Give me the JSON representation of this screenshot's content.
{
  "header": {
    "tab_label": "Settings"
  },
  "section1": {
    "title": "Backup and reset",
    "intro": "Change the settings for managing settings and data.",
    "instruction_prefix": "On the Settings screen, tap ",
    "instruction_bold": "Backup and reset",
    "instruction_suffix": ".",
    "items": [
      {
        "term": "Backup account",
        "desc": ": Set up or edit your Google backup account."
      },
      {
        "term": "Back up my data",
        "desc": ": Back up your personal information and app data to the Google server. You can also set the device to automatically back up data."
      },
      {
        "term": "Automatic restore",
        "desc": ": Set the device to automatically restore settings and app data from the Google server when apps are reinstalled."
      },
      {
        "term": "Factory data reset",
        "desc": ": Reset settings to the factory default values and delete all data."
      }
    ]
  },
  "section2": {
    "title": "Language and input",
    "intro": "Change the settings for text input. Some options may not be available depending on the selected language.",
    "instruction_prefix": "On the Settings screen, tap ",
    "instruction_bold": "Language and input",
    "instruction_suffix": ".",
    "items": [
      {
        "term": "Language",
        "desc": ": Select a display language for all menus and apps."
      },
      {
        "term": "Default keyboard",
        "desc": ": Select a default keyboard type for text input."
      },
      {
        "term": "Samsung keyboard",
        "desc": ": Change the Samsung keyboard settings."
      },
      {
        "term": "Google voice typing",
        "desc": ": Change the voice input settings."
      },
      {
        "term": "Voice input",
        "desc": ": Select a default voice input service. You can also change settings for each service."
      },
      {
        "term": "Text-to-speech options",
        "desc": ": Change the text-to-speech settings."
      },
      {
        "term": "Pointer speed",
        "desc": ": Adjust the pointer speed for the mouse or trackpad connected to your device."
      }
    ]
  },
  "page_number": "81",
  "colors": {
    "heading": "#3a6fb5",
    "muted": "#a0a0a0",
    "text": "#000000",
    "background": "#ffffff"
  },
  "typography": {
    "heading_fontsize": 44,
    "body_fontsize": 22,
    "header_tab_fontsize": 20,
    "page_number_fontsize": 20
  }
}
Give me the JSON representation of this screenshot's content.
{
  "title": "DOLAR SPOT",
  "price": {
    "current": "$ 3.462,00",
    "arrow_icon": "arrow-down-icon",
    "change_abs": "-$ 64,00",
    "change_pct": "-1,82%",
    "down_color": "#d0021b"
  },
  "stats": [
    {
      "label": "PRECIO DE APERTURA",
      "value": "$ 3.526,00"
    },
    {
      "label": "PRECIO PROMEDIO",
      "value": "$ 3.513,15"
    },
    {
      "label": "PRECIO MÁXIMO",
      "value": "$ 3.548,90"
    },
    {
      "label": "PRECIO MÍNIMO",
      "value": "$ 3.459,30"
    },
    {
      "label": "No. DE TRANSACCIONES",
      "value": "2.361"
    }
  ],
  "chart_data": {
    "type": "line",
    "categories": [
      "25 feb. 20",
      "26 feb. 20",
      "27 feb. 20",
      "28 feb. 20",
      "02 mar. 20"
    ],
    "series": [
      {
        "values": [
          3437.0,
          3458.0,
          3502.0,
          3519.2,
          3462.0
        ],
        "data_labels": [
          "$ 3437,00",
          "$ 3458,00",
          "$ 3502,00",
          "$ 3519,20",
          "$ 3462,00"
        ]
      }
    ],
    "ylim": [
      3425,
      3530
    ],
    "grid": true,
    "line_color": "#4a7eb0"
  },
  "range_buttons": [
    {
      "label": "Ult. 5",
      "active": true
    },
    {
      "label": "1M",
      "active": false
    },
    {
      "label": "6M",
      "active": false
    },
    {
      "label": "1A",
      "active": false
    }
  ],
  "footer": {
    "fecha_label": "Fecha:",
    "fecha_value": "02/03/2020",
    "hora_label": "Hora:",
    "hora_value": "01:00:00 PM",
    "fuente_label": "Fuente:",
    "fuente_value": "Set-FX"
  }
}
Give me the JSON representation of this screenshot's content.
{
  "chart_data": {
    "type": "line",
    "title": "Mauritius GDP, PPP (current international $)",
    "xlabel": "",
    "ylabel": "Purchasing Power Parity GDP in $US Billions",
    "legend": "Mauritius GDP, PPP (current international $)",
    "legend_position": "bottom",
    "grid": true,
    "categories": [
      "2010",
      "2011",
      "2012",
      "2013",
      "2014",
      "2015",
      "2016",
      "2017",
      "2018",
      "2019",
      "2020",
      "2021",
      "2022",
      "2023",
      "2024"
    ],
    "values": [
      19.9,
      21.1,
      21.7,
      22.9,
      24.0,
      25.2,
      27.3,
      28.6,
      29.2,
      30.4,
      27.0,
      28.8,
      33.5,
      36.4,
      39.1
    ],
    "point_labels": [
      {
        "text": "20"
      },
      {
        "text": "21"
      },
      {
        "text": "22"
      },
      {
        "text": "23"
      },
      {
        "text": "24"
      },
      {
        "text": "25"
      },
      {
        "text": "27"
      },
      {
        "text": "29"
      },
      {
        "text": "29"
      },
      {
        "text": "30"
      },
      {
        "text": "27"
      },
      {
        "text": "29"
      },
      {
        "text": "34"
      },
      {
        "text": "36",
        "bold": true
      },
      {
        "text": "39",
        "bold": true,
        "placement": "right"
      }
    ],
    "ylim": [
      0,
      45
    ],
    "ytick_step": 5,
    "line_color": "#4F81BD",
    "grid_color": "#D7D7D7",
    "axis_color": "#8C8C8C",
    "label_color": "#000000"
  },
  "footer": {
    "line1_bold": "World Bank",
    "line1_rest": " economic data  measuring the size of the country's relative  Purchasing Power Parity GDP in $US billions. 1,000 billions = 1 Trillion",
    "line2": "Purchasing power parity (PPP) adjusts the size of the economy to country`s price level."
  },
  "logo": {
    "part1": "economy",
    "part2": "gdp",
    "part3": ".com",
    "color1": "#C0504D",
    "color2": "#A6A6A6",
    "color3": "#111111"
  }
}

Task goal | Each line in the material above must be retyped without alteration.

Expected answer |
Give me the JSON representation of this screenshot's content.
{
  "header": {
    "tab_label": "Settings"
  },
  "section1": {
    "title": "Backup and reset",
    "intro": "Change the settings for managing settings and data.",
    "instruction_prefix": "On the Settings screen, tap ",
    "instruction_bold": "Backup and reset",
    "instruction_suffix": ".",
    "items": [
      {
        "term": "Backup account",
        "desc": ": Set up or edit your Google backup account."
      },
      {
        "term": "Back up my data",
        "desc": ": Back up your personal information and app data to the Google server. You can also set the device to automatically back up data."
      },
      {
        "term": "Automatic restore",
        "desc": ": Set the device to automatically restore settings and app data from the Google server when apps are reinstalled."
      },
      {
        "term": "Factory data reset",
        "desc": ": Reset settings to the factory default values and delete all data."
      }
    ]
  },
  "section2": {
    "title": "Language and input",
    "intro": "Change the settings for text input. Some options may not be available depending on the selected language.",
    "instruction_prefix": "On the Settings screen, tap ",
    "instruction_bold": "Language and input",
    "instruction_suffix": ".",
    "items": [
      {
        "term": "Language",
        "desc": ": Select a display language for all menus and apps."
      },
      {
        "term": "Default keyboard",
        "desc": ": Select a default keyboard type for text input."
      },
      {
        "term": "Samsung keyboard",
        "desc": ": Change the Samsung keyboard settings."
      },
      {
        "term": "Google voice typing",
        "desc": ": Change the voice input settings."
      },
      {
        "term": "Voice input",
        "desc": ": Select a default voice input service. You can also change settings for each service."
      },
      {
        "term": "Text-to-speech options",
        "desc": ": Change the text-to-speech settings."
      },
      {
        "term": "Pointer speed",
        "desc": ": Adjust the pointer speed for the mouse or trackpad connected to your device."
      }
    ]
  },
  "page_number": "81",
  "colors": {
    "heading": "#3a6fb5",
    "muted": "#a0a0a0",
    "text": "#000000",
    "background": "#ffffff"
  },
  "typography": {
    "heading_fontsize": 44,
    "body_fontsize": 22,
    "header_tab_fontsize": 20,
    "page_number_fontsize": 20
  }
}
Give me the JSON representation of this screenshot's content.
{
  "title": "DOLAR SPOT",
  "price": {
    "current": "$ 3.462,00",
    "arrow_icon": "arrow-down-icon",
    "change_abs": "-$ 64,00",
    "change_pct": "-1,82%",
    "down_color": "#d0021b"
  },
  "stats": [
    {
      "label": "PRECIO DE APERTURA",
      "value": "$ 3.526,00"
    },
    {
      "label": "PRECIO PROMEDIO",
      "value": "$ 3.513,15"
    },
    {
      "label": "PRECIO MÁXIMO",
      "value": "$ 3.548,90"
    },
    {
      "label": "PRECIO MÍNIMO",
      "value": "$ 3.459,30"
    },
    {
      "label": "No. DE TRANSACCIONES",
      "value": "2.361"
    }
  ],
  "chart_data": {
    "type": "line",
    "categories": [
      "25 feb. 20",
      "26 feb. 20",
      "27 feb. 20",
      "28 feb. 20",
      "02 mar. 20"
    ],
    "series": [
      {
        "values": [
          3437.0,
          3458.0,
          3502.0,
          3519.2,
          3462.0
        ],
        "data_labels": [
          "$ 3437,00",
          "$ 3458,00",
          "$ 3502,00",
          "$ 3519,20",
          "$ 3462,00"
        ]
      }
    ],
    "ylim": [
      3425,
      3530
    ],
    "grid": true,
    "line_color": "#4a7eb0"
  },
  "range_buttons": [
    {
      "label": "Ult. 5",
      "active": true
    },
    {
      "label": "1M",
      "active": false
    },
    {
      "label": "6M",
      "active": false
    },
    {
      "label": "1A",
      "active": false
    }
  ],
  "footer": {
    "fecha_label": "Fecha:",
    "fecha_value": "02/03/2020",
    "hora_label": "Hora:",
    "hora_value": "01:00:00 PM",
    "fuente_label": "Fuente:",
    "fuente_value": "Set-FX"
  }
}
Give me the JSON representation of this screenshot's content.
{
  "chart_data": {
    "type": "line",
    "title": "Mauritius GDP, PPP (current international $)",
    "xlabel": "",
    "ylabel": "Purchasing Power Parity GDP in $US Billions",
    "legend": "Mauritius GDP, PPP (current international $)",
    "legend_position": "bottom",
    "grid": true,
    "categories": [
      "2010",
      "2011",
      "2012",
      "2013",
      "2014",
      "2015",
      "2016",
      "2017",
      "2018",
      "2019",
      "2020",
      "2021",
      "2022",
      "2023",
      "2024"
    ],
    "values": [
      19.9,
      21.1,
      21.7,
      22.9,
      24.0,
      25.2,
      27.3,
      28.6,
      29.2,
      30.4,
      27.0,
      28.8,
      33.5,
      36.4,
      39.1
    ],
    "point_labels": [
      {
        "text": "20"
      },
      {
        "text": "21"
      },
      {
        "text": "22"
      },
      {
        "text": "23"
      },
      {
        "text": "24"
      },
      {
        "text": "25"
      },
      {
        "text": "27"
      },
      {
        "text": "29"
      },
      {
        "text": "29"
      },
      {
        "text": "30"
      },
      {
        "text": "27"
      },
      {
        "text": "29"
      },
      {
        "text": "34"
      },
      {
        "text": "36",
        "bold": true
      },
      {
        "text": "39",
        "bold": true,
        "placement": "right"
      }
    ],
    "ylim": [
      0,
      45
    ],
    "ytick_step": 5,
    "line_color": "#4F81BD",
    "grid_color": "#D7D7D7",
    "axis_color": "#8C8C8C",
    "label_color": "#000000"
  },
  "footer": {
    "line1_bold": "World Bank",
    "line1_rest": " economic data  measuring the size of the country's relative  Purchasing Power Parity GDP in $US billions. 1,000 billions = 1 Trillion",
    "line2": "Purchasing power parity (PPP) adjusts the size of the economy to country`s price level."
  },
  "logo": {
    "part1": "economy",
    "part2": "gdp",
    "part3": ".com",
    "color1": "#C0504D",
    "color2": "#A6A6A6",
    "color3": "#111111"
  }
}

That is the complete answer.